Selected passage:
==========
I am trying to sell my house and my 92 year old neighbor presented my realtor with a survey showing my fence is between 1.2 and 3.6 inches over his property line. The surveyor used one set steel rivet and sighted the line using “…field traverse methods and a Topcon 8005A Total station, and 25’ metal tape.” How accurate are surveyor methods? Is there an accepted tolerance in the industry?
I asked my son the surveyor, he says he often has findings like these. A 2nd survey usually supports the original findings but sometimes does not. His company doesn’t really have a tolerance of anything but bang on accurate. He said fences have to be moved frequently based on his findings. Negotiations usually make this unnecessary.
The Topcon is his GPS and is accurate within several inches. It’s most likely that he used it to locate your property markers and verified their location, then used the field traverse methods to survey buildings, fence locations, etc…
The real questions you should be asking is.
Do you have your own survey?
Who built the fence?
How long has it been there?
How long has he known it is over the line?
==========
Copy the passage about the fence survey between "The Topcon is" and "be asking is.", inclusive, and swap "markers" for "pins".

Available data:
==========
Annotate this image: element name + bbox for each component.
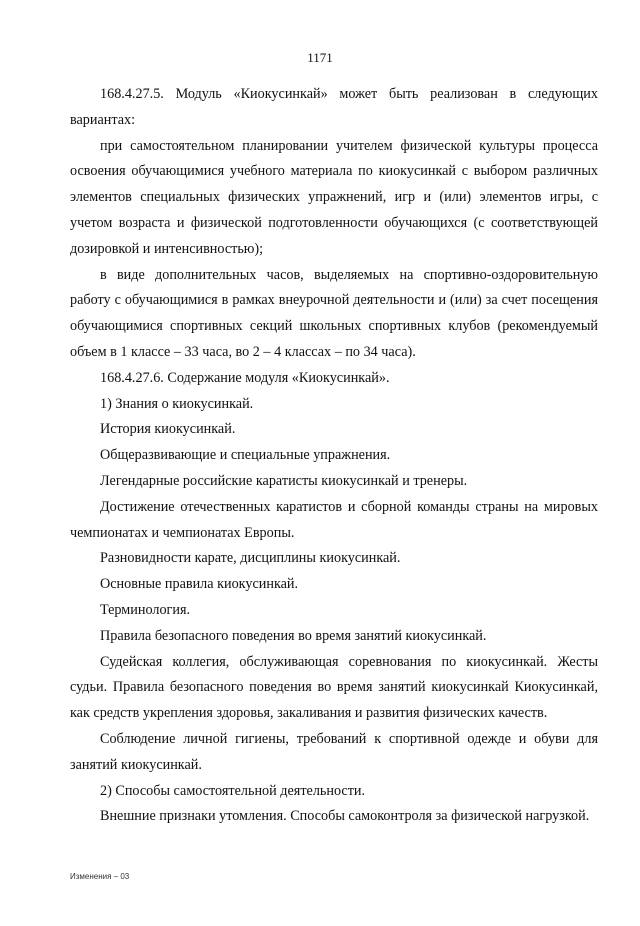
==========
Solution to this task:
The Topcon is his GPS and is accurate within several inches. It’s most likely that he used it to locate your property pins and verified their location, then used the field traverse methods to survey buildings, fence locations, etc…
The real questions you should be asking is.